TASK TO CARRY OUT: Show each line that has the string "states" in it.

Rows from a figure dataset:
+---+

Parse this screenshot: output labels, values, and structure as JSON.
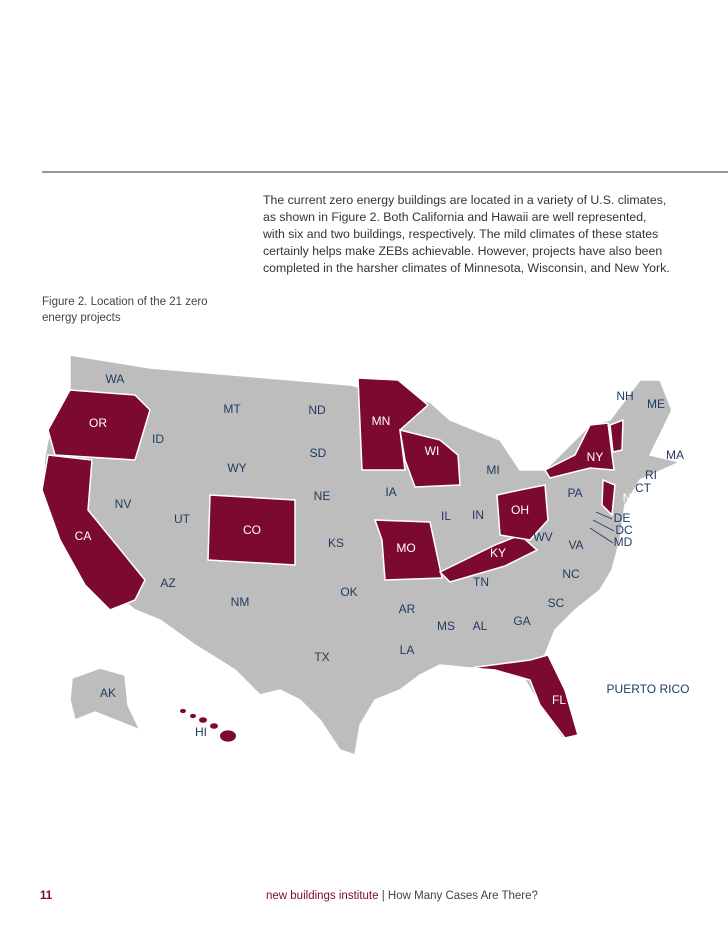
{
  "paragraph": [
    "The current zero energy buildings are located in a variety of U.S. climates,",
    "as shown in Figure 2. Both California and Hawaii are well represented,",
    "with six and two buildings, respectively. The mild climates of these states",
    "certainly helps make ZEBs achievable. However, projects have also been",
    "completed in the harsher climates of Minnesota, Wisconsin, and New York."
  ],
  "figure_caption": [
    "Figure 2. Location of the 21 zero",
    "energy projects"
  ],
  "map": {
    "highlight_color": "#7b0a2e",
    "base_color": "#bdbdbd",
    "states": [
      "WA",
      "OR",
      "ID",
      "MT",
      "ND",
      "MN",
      "WI",
      "MI",
      "NY",
      "VT",
      "NH",
      "ME",
      "MA",
      "RI",
      "CT",
      "NJ",
      "PA",
      "OH",
      "IN",
      "IL",
      "IA",
      "NE",
      "SD",
      "WY",
      "NV",
      "UT",
      "CO",
      "CA",
      "KS",
      "MO",
      "KY",
      "WV",
      "VA",
      "DE",
      "DC",
      "MD",
      "NC",
      "TN",
      "OK",
      "AR",
      "SC",
      "GA",
      "AL",
      "MS",
      "AZ",
      "NM",
      "TX",
      "LA",
      "FL",
      "AK",
      "HI",
      "PUERTO RICO"
    ],
    "highlighted": [
      "OR",
      "CA",
      "CO",
      "MN",
      "WI",
      "MO",
      "KY",
      "OH",
      "NY",
      "VT",
      "NJ",
      "FL",
      "HI"
    ]
  },
  "footer": {
    "page_number": "11",
    "publisher": "new buildings institute",
    "separator": "|",
    "section": "How Many Cases Are There?"
  }
}
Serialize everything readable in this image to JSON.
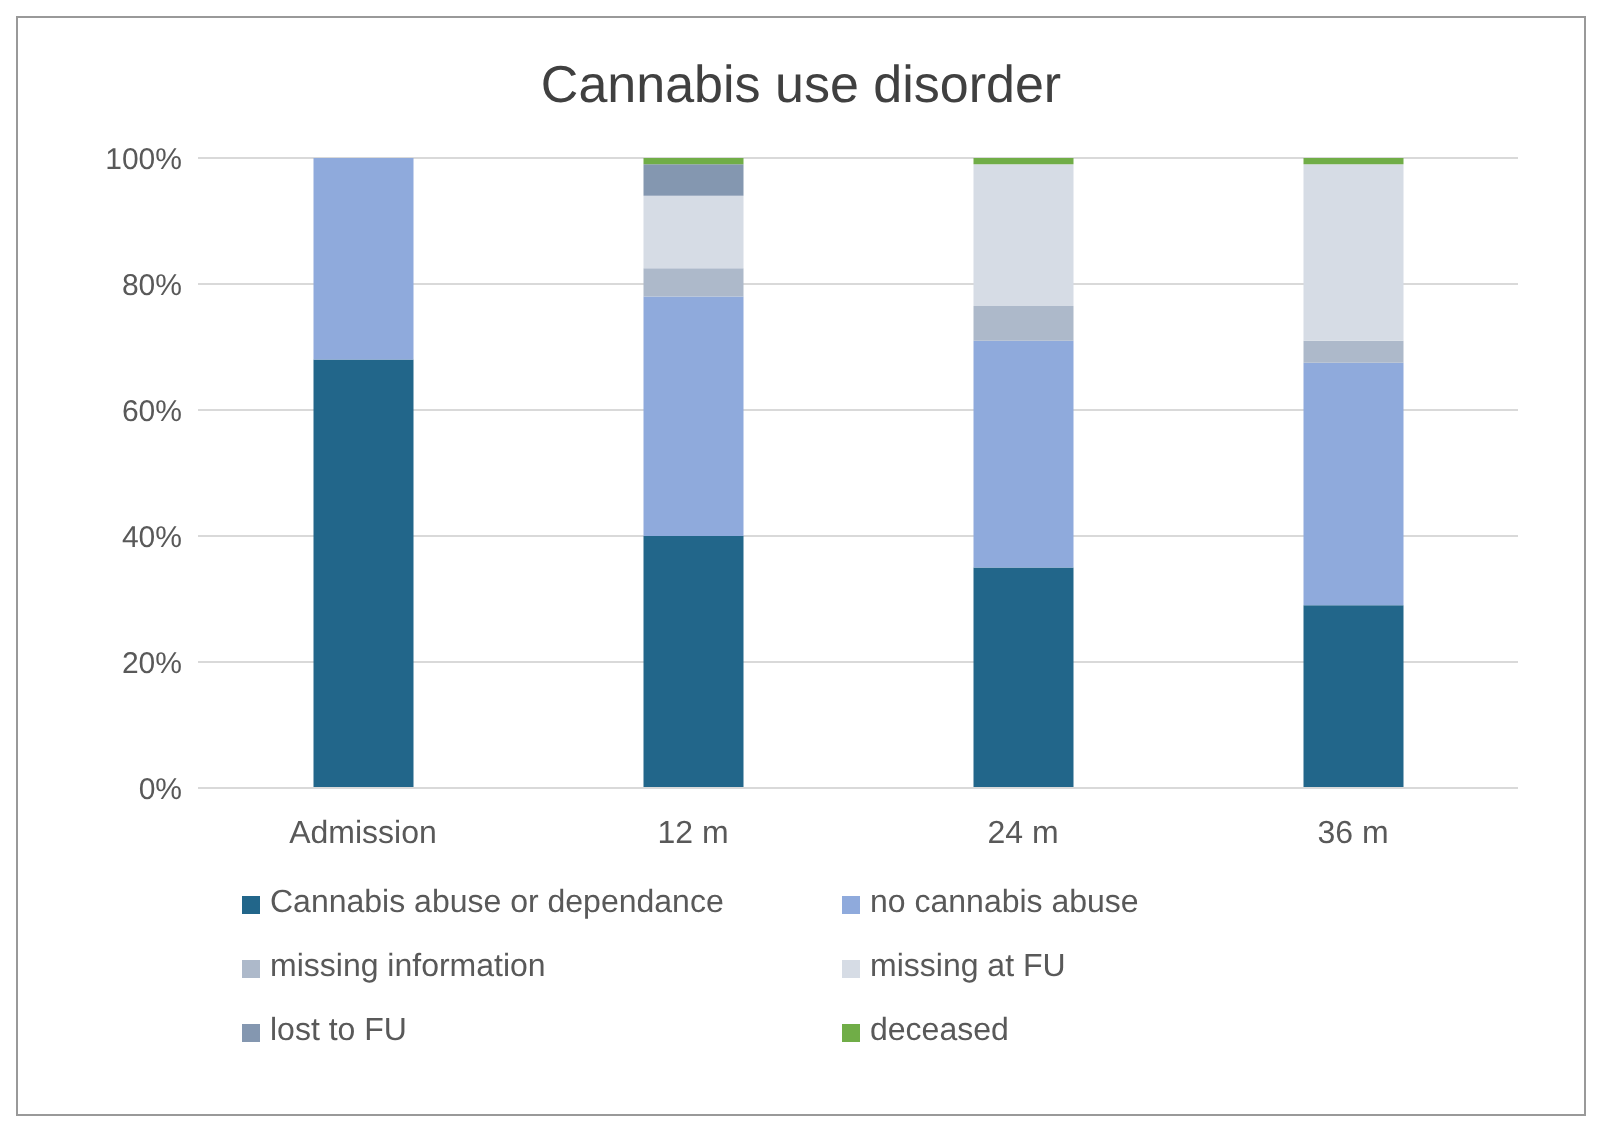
{
  "chart_data": {
    "type": "bar",
    "title": "Cannabis use disorder",
    "stacked": true,
    "categories": [
      "Admission",
      "12 m",
      "24 m",
      "36 m"
    ],
    "series": [
      {
        "name": "Cannabis abuse or dependance",
        "color": "#22668a",
        "values": [
          68,
          40,
          35,
          29
        ]
      },
      {
        "name": "no cannabis abuse",
        "color": "#8faadc",
        "values": [
          32,
          38,
          36,
          38.5
        ]
      },
      {
        "name": "missing information",
        "color": "#adb9ca",
        "values": [
          0,
          4.5,
          5.5,
          3.5
        ]
      },
      {
        "name": "missing at FU",
        "color": "#d6dce5",
        "values": [
          0,
          11.5,
          22.5,
          28
        ]
      },
      {
        "name": "lost to FU",
        "color": "#8497b0",
        "values": [
          0,
          5,
          0,
          0
        ]
      },
      {
        "name": "deceased",
        "color": "#70ad47",
        "values": [
          0,
          1,
          1,
          1
        ]
      }
    ],
    "ylim": [
      0,
      100
    ],
    "yticks": [
      {
        "value": 0,
        "label": "0%"
      },
      {
        "value": 20,
        "label": "20%"
      },
      {
        "value": 40,
        "label": "40%"
      },
      {
        "value": 60,
        "label": "60%"
      },
      {
        "value": 80,
        "label": "80%"
      },
      {
        "value": 100,
        "label": "100%"
      }
    ],
    "grid": "y",
    "legend": "bottom"
  }
}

+---+

TASK RESPONSE:
    "with six and two buildings, respectively. The mild climates of these states",
    "states": [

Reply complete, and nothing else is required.